What is needed – Please give the listing again in its entirety, exactly as written.

[Data items]
:::
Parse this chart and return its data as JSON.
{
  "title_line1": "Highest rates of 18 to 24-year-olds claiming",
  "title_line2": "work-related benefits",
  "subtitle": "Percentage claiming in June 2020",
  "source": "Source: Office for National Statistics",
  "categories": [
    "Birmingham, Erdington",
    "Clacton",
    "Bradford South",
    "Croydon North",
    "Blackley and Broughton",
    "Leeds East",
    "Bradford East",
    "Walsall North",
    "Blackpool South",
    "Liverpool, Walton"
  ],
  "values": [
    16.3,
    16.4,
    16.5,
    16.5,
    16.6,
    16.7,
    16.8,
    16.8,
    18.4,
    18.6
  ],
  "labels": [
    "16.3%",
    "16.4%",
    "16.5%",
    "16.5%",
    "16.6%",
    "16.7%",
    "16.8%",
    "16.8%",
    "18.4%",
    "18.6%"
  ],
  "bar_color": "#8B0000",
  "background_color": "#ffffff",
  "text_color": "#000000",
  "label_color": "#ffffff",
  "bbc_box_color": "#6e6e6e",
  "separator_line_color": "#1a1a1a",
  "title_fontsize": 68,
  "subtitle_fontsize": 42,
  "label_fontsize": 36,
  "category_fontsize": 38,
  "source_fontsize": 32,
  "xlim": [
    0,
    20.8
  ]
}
:::
Output –
Parse this chart and return its data as JSON.
{
  "title_line1": "Highest rates of 18 to 24-year-olds claiming",
  "title_line2": "work-related benefits",
  "subtitle": "Percentage claiming in June 2020",
  "source": "Source: Office for National Statistics",
  "categories": [
    "Birmingham, Erdington",
    "Clacton",
    "Bradford South",
    "Croydon North",
    "Blackley and Broughton",
    "Leeds East",
    "Bradford East",
    "Walsall North",
    "Blackpool South",
    "Liverpool, Walton"
  ],
  "values": [
    16.3,
    16.4,
    16.5,
    16.5,
    16.6,
    16.7,
    16.8,
    16.8,
    18.4,
    18.6
  ],
  "labels": [
    "16.3%",
    "16.4%",
    "16.5%",
    "16.5%",
    "16.6%",
    "16.7%",
    "16.8%",
    "16.8%",
    "18.4%",
    "18.6%"
  ],
  "bar_color": "#8B0000",
  "background_color": "#ffffff",
  "text_color": "#000000",
  "label_color": "#ffffff",
  "bbc_box_color": "#6e6e6e",
  "separator_line_color": "#1a1a1a",
  "title_fontsize": 68,
  "subtitle_fontsize": 42,
  "label_fontsize": 36,
  "category_fontsize": 38,
  "source_fontsize": 32,
  "xlim": [
    0,
    20.8
  ]
}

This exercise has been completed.